» **Required work**: Copy out every line of the records below with no changes, leaving out the pictures.

» **Data for this task**:
-----

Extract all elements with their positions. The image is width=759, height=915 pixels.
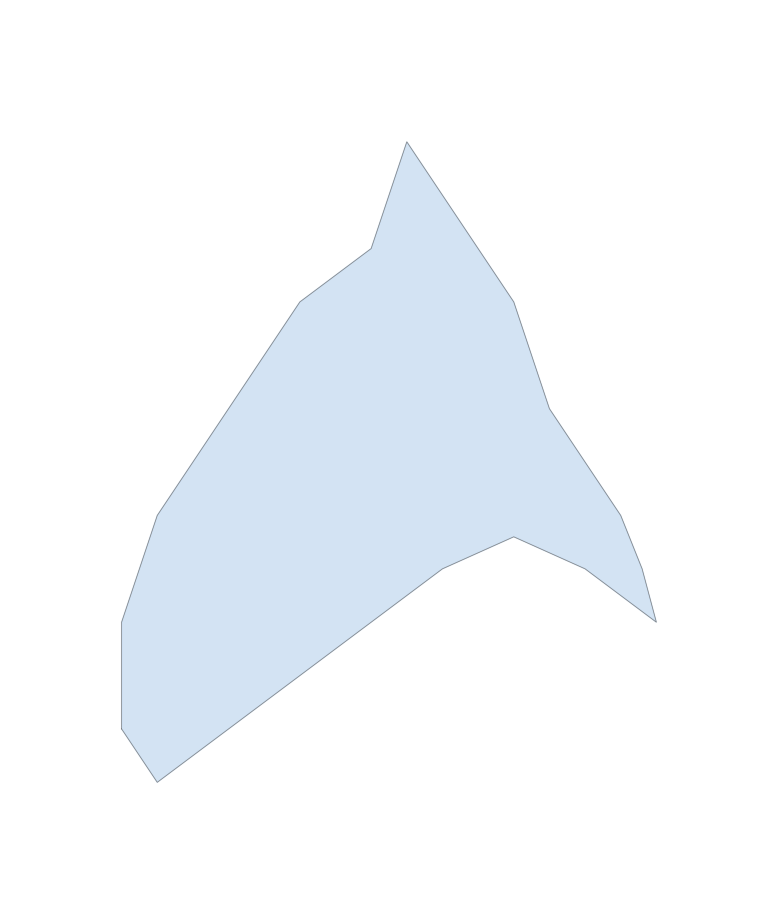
Polygon shape — [121, 142, 657, 782]
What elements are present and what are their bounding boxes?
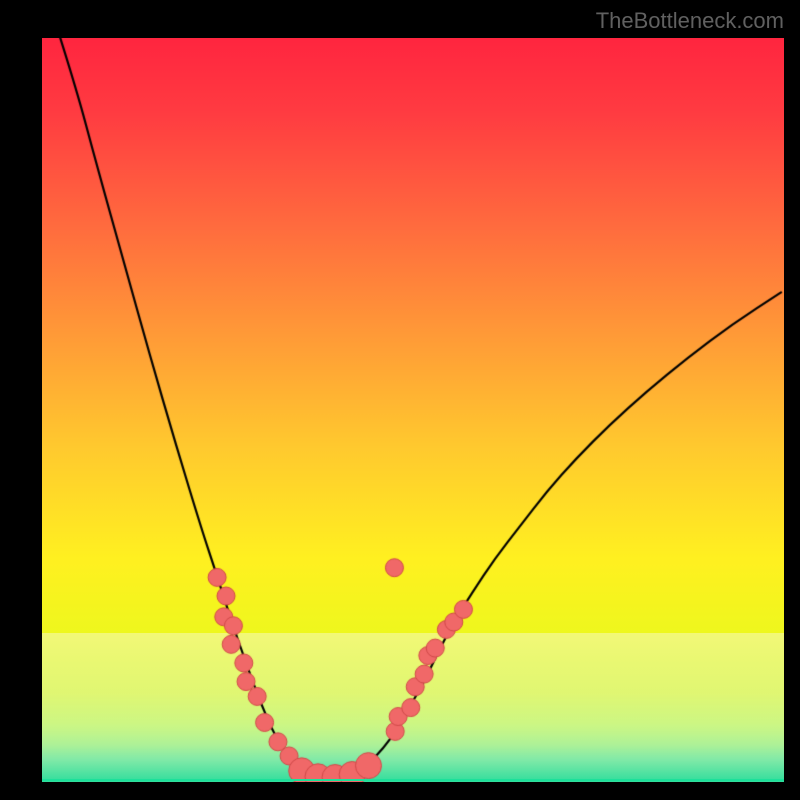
bottom-edge-line — [42, 779, 784, 781]
plot-area — [42, 38, 784, 782]
bottleneck-curve — [42, 38, 784, 782]
watermark-text: TheBottleneck.com — [596, 8, 784, 34]
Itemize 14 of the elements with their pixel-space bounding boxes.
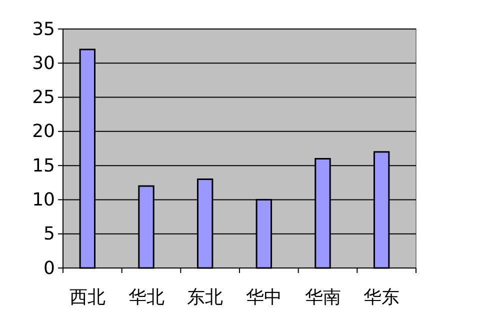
x-tick-label: 华中 [246,286,282,308]
y-tick-label: 20 [32,121,55,142]
x-tick-label: 华南 [304,286,341,308]
y-tick-label: 5 [44,224,55,245]
y-tick-label: 10 [32,189,55,210]
x-tick-label: 华北 [128,286,164,308]
y-tick-label: 35 [32,18,55,40]
x-tick-label: 西北 [69,286,106,308]
y-tick-label: 25 [32,87,55,108]
x-tick-label: 东北 [187,286,224,308]
y-tick-label: 15 [32,155,55,176]
y-tick-label: 30 [32,52,55,74]
y-tick-label: 0 [44,258,55,279]
x-tick-label: 华东 [364,286,400,308]
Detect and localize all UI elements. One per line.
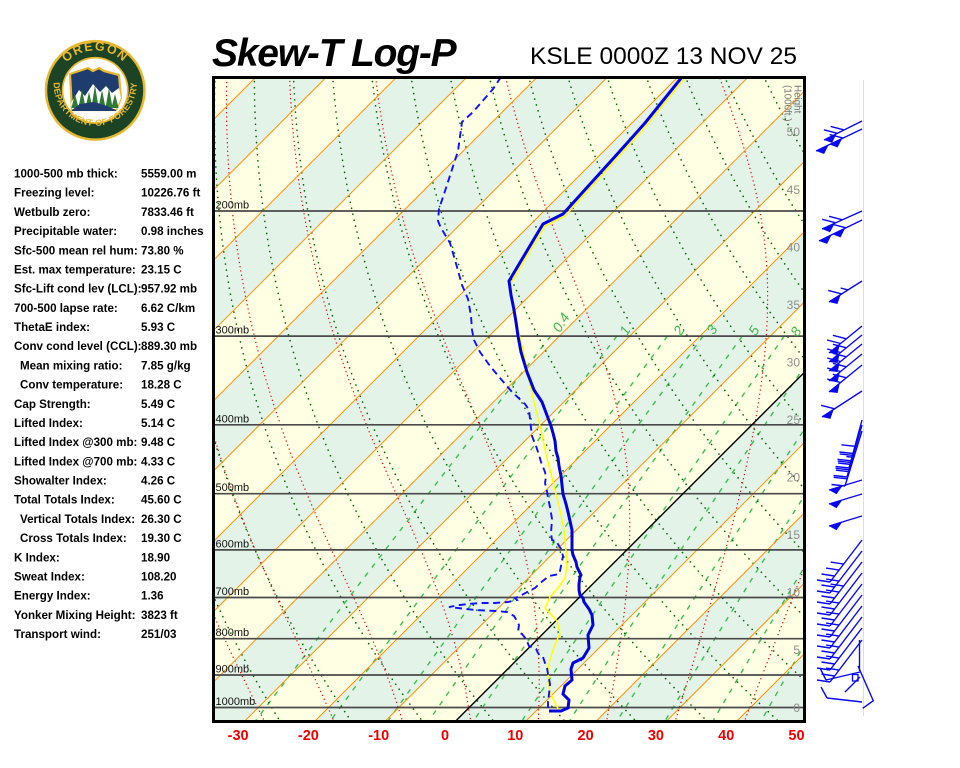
svg-text:15: 15 <box>787 528 801 542</box>
svg-text:5.49 C: 5.49 C <box>141 398 176 411</box>
svg-text:Yonker Mixing Height:: Yonker Mixing Height: <box>14 609 136 622</box>
svg-text:Energy Index:: Energy Index: <box>14 590 91 603</box>
svg-text:108.20: 108.20 <box>141 571 176 584</box>
svg-text:(1000ft.): (1000ft.) <box>782 85 793 122</box>
svg-text:40: 40 <box>718 728 734 744</box>
svg-text:0: 0 <box>441 728 449 744</box>
svg-text:45: 45 <box>787 183 801 197</box>
svg-text:3823 ft: 3823 ft <box>141 609 178 622</box>
svg-text:19.30 C: 19.30 C <box>141 532 182 545</box>
svg-text:10: 10 <box>787 586 801 600</box>
svg-text:700mb: 700mb <box>216 586 250 598</box>
svg-text:0: 0 <box>793 701 800 715</box>
svg-text:Cap Strength:: Cap Strength: <box>14 398 91 411</box>
svg-text:1000mb: 1000mb <box>216 696 256 708</box>
svg-text:251/03: 251/03 <box>141 628 177 641</box>
svg-text:Freezing level:: Freezing level: <box>14 187 95 200</box>
svg-text:50: 50 <box>788 728 804 744</box>
svg-text:10: 10 <box>507 728 523 744</box>
svg-text:Vertical Totals Index:: Vertical Totals Index: <box>20 513 135 526</box>
svg-text:400mb: 400mb <box>216 413 250 425</box>
svg-text:5: 5 <box>793 643 800 657</box>
svg-text:35: 35 <box>787 298 801 312</box>
svg-text:889.30 mb: 889.30 mb <box>141 340 197 353</box>
svg-text:5559.00 m: 5559.00 m <box>141 168 196 181</box>
svg-text:957.92 mb: 957.92 mb <box>141 283 197 296</box>
svg-text:18.28 C: 18.28 C <box>141 379 182 392</box>
svg-text:600mb: 600mb <box>216 538 250 550</box>
svg-text:4.26 C: 4.26 C <box>141 475 176 488</box>
svg-text:900mb: 900mb <box>216 664 250 676</box>
svg-text:Cross Totals Index:: Cross Totals Index: <box>20 532 127 545</box>
svg-text:Sfc-Lift cond lev (LCL):: Sfc-Lift cond lev (LCL): <box>14 283 142 296</box>
svg-text:Lifted Index @700 mb:: Lifted Index @700 mb: <box>14 455 137 468</box>
svg-text:Lifted Index:: Lifted Index: <box>14 417 83 430</box>
svg-text:KSLE 0000Z 13 NOV 25: KSLE 0000Z 13 NOV 25 <box>530 43 797 70</box>
svg-text:Skew-T Log-P: Skew-T Log-P <box>212 32 458 75</box>
svg-text:26.30 C: 26.30 C <box>141 513 182 526</box>
svg-text:Lifted Index @300 mb:: Lifted Index @300 mb: <box>14 436 137 449</box>
svg-text:0.98 inches: 0.98 inches <box>141 225 204 238</box>
svg-text:-30: -30 <box>228 728 249 744</box>
svg-text:4.33 C: 4.33 C <box>141 455 176 468</box>
svg-text:500mb: 500mb <box>216 482 250 494</box>
svg-text:73.80 %: 73.80 % <box>141 244 184 257</box>
svg-text:6.62 C/km: 6.62 C/km <box>141 302 195 315</box>
svg-text:300mb: 300mb <box>216 325 250 337</box>
svg-text:20: 20 <box>578 728 594 744</box>
svg-text:1.36: 1.36 <box>141 590 164 603</box>
svg-text:7.85 g/kg: 7.85 g/kg <box>141 359 191 372</box>
svg-text:Transport wind:: Transport wind: <box>14 628 101 641</box>
svg-text:Showalter Index:: Showalter Index: <box>14 475 107 488</box>
svg-text:Mean mixing ratio:: Mean mixing ratio: <box>20 359 122 372</box>
svg-text:45.60 C: 45.60 C <box>141 494 182 507</box>
svg-text:700-500 lapse rate:: 700-500 lapse rate: <box>14 302 118 315</box>
svg-text:1000-500 mb thick:: 1000-500 mb thick: <box>14 168 118 181</box>
svg-text:5.14 C: 5.14 C <box>141 417 176 430</box>
svg-text:9.48 C: 9.48 C <box>141 436 176 449</box>
svg-text:50: 50 <box>787 125 801 139</box>
svg-text:800mb: 800mb <box>216 627 250 639</box>
svg-text:Total Totals Index:: Total Totals Index: <box>14 494 115 507</box>
svg-text:30: 30 <box>648 728 664 744</box>
svg-text:Height: Height <box>792 85 803 114</box>
svg-text:Sfc-500 mean rel hum:: Sfc-500 mean rel hum: <box>14 244 138 257</box>
svg-text:K Index:: K Index: <box>14 551 60 564</box>
svg-text:ThetaE index:: ThetaE index: <box>14 321 90 334</box>
svg-text:Est. max temperature:: Est. max temperature: <box>14 263 136 276</box>
svg-text:Wetbulb zero:: Wetbulb zero: <box>14 206 90 219</box>
svg-text:20: 20 <box>787 471 801 485</box>
svg-text:40: 40 <box>787 240 801 254</box>
svg-text:10226.76 ft: 10226.76 ft <box>141 187 200 200</box>
svg-text:Sweat Index:: Sweat Index: <box>14 571 85 584</box>
svg-text:200mb: 200mb <box>216 200 250 212</box>
svg-text:-20: -20 <box>298 728 319 744</box>
svg-text:Conv cond level (CCL):: Conv cond level (CCL): <box>14 340 142 353</box>
svg-text:30: 30 <box>787 355 801 369</box>
svg-text:7833.46 ft: 7833.46 ft <box>141 206 194 219</box>
svg-text:Conv temperature:: Conv temperature: <box>20 379 123 392</box>
svg-text:25: 25 <box>787 413 801 427</box>
svg-text:Precipitable water:: Precipitable water: <box>14 225 117 238</box>
svg-text:23.15 C: 23.15 C <box>141 263 182 276</box>
svg-text:-10: -10 <box>368 728 389 744</box>
svg-text:5.93 C: 5.93 C <box>141 321 176 334</box>
svg-text:18.90: 18.90 <box>141 551 170 564</box>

-----

» **Result**:
Extract all elements with their positions. The image is width=759, height=915 pixels.
Polygon shape — [121, 142, 657, 782]
What elements are present and what are their bounding boxes?
bottom-edge-line — [42, 779, 784, 781]
plot-area — [42, 38, 784, 782]
bottleneck-curve — [42, 38, 784, 782]
watermark-text: TheBottleneck.com — [596, 8, 784, 34]
Itemize 14 of the elements with their pixel-space bounding boxes.
x-tick-label: 华中 [246,286,282,308]
y-tick-label: 20 [32,121,55,142]
x-tick-label: 华南 [304,286,341,308]
y-tick-label: 5 [44,224,55,245]
y-tick-label: 10 [32,189,55,210]
x-tick-label: 华北 [128,286,164,308]
y-tick-label: 35 [32,18,55,40]
x-tick-label: 西北 [69,286,106,308]
y-tick-label: 25 [32,87,55,108]
x-tick-label: 东北 [187,286,224,308]
y-tick-label: 15 [32,155,55,176]
y-tick-label: 30 [32,52,55,74]
y-tick-label: 0 [44,258,55,279]
x-tick-label: 华东 [364,286,400,308]
Detect and localize all UI elements. One per line.
svg-text:15: 15 <box>787 528 801 542</box>
svg-text:5.49 C: 5.49 C <box>141 398 176 411</box>
svg-text:Yonker Mixing Height:: Yonker Mixing Height: <box>14 609 136 622</box>
svg-text:Energy Index:: Energy Index: <box>14 590 91 603</box>
svg-text:108.20: 108.20 <box>141 571 176 584</box>
svg-text:(1000ft.): (1000ft.) <box>782 85 793 122</box>
svg-text:40: 40 <box>718 728 734 744</box>
svg-text:0: 0 <box>441 728 449 744</box>
svg-text:45: 45 <box>787 183 801 197</box>
svg-text:3823 ft: 3823 ft <box>141 609 178 622</box>
svg-text:19.30 C: 19.30 C <box>141 532 182 545</box>
svg-text:10: 10 <box>787 586 801 600</box>
svg-text:700mb: 700mb <box>216 586 250 598</box>
svg-text:0: 0 <box>793 701 800 715</box>
svg-text:Cap Strength:: Cap Strength: <box>14 398 91 411</box>
svg-text:1000mb: 1000mb <box>216 696 256 708</box>
svg-text:251/03: 251/03 <box>141 628 177 641</box>
svg-text:Freezing level:: Freezing level: <box>14 187 95 200</box>
svg-text:50: 50 <box>788 728 804 744</box>
svg-text:10: 10 <box>507 728 523 744</box>
svg-text:Vertical Totals Index:: Vertical Totals Index: <box>20 513 135 526</box>
svg-text:400mb: 400mb <box>216 413 250 425</box>
svg-text:5: 5 <box>793 643 800 657</box>
svg-text:35: 35 <box>787 298 801 312</box>
svg-text:889.30 mb: 889.30 mb <box>141 340 197 353</box>
svg-text:5559.00 m: 5559.00 m <box>141 168 196 181</box>
svg-text:957.92 mb: 957.92 mb <box>141 283 197 296</box>
svg-text:18.28 C: 18.28 C <box>141 379 182 392</box>
svg-text:600mb: 600mb <box>216 538 250 550</box>
svg-text:4.26 C: 4.26 C <box>141 475 176 488</box>
svg-text:900mb: 900mb <box>216 664 250 676</box>
svg-text:Cross Totals Index:: Cross Totals Index: <box>20 532 127 545</box>
svg-text:Sfc-Lift cond lev (LCL):: Sfc-Lift cond lev (LCL): <box>14 283 142 296</box>
svg-text:Lifted Index @700 mb:: Lifted Index @700 mb: <box>14 455 137 468</box>
svg-text:Lifted Index:: Lifted Index: <box>14 417 83 430</box>
svg-text:KSLE 0000Z 13 NOV 25: KSLE 0000Z 13 NOV 25 <box>530 43 797 70</box>
svg-text:Skew-T Log-P: Skew-T Log-P <box>212 32 458 75</box>
svg-text:26.30 C: 26.30 C <box>141 513 182 526</box>
svg-text:Lifted Index @300 mb:: Lifted Index @300 mb: <box>14 436 137 449</box>
svg-text:0.98 inches: 0.98 inches <box>141 225 204 238</box>
svg-text:-30: -30 <box>228 728 249 744</box>
svg-text:4.33 C: 4.33 C <box>141 455 176 468</box>
svg-text:500mb: 500mb <box>216 482 250 494</box>
svg-text:73.80 %: 73.80 % <box>141 244 184 257</box>
svg-text:6.62 C/km: 6.62 C/km <box>141 302 195 315</box>
svg-text:300mb: 300mb <box>216 325 250 337</box>
svg-text:20: 20 <box>578 728 594 744</box>
svg-text:1.36: 1.36 <box>141 590 164 603</box>
svg-text:7.85 g/kg: 7.85 g/kg <box>141 359 191 372</box>
svg-text:Transport wind:: Transport wind: <box>14 628 101 641</box>
svg-text:Showalter Index:: Showalter Index: <box>14 475 107 488</box>
svg-text:Mean mixing ratio:: Mean mixing ratio: <box>20 359 122 372</box>
svg-text:45.60 C: 45.60 C <box>141 494 182 507</box>
svg-text:700-500 lapse rate:: 700-500 lapse rate: <box>14 302 118 315</box>
svg-text:1000-500 mb thick:: 1000-500 mb thick: <box>14 168 118 181</box>
svg-text:5.14 C: 5.14 C <box>141 417 176 430</box>
svg-text:9.48 C: 9.48 C <box>141 436 176 449</box>
svg-text:50: 50 <box>787 125 801 139</box>
svg-text:800mb: 800mb <box>216 627 250 639</box>
svg-text:Total Totals Index:: Total Totals Index: <box>14 494 115 507</box>
svg-text:30: 30 <box>648 728 664 744</box>
svg-text:Height: Height <box>792 85 803 114</box>
svg-text:Sfc-500 mean rel hum:: Sfc-500 mean rel hum: <box>14 244 138 257</box>
svg-text:K Index:: K Index: <box>14 551 60 564</box>
svg-text:ThetaE index:: ThetaE index: <box>14 321 90 334</box>
svg-text:Est. max temperature:: Est. max temperature: <box>14 263 136 276</box>
svg-text:Wetbulb zero:: Wetbulb zero: <box>14 206 90 219</box>
svg-text:20: 20 <box>787 471 801 485</box>
svg-text:40: 40 <box>787 240 801 254</box>
svg-text:10226.76 ft: 10226.76 ft <box>141 187 200 200</box>
svg-text:Sweat Index:: Sweat Index: <box>14 571 85 584</box>
svg-text:200mb: 200mb <box>216 200 250 212</box>
svg-text:-20: -20 <box>298 728 319 744</box>
svg-text:Conv cond level (CCL):: Conv cond level (CCL): <box>14 340 142 353</box>
svg-text:30: 30 <box>787 355 801 369</box>
svg-text:7833.46 ft: 7833.46 ft <box>141 206 194 219</box>
svg-text:Conv temperature:: Conv temperature: <box>20 379 123 392</box>
svg-text:25: 25 <box>787 413 801 427</box>
svg-text:Precipitable water:: Precipitable water: <box>14 225 117 238</box>
svg-text:23.15 C: 23.15 C <box>141 263 182 276</box>
svg-text:-10: -10 <box>368 728 389 744</box>
svg-text:5.93 C: 5.93 C <box>141 321 176 334</box>
svg-text:18.90: 18.90 <box>141 551 170 564</box>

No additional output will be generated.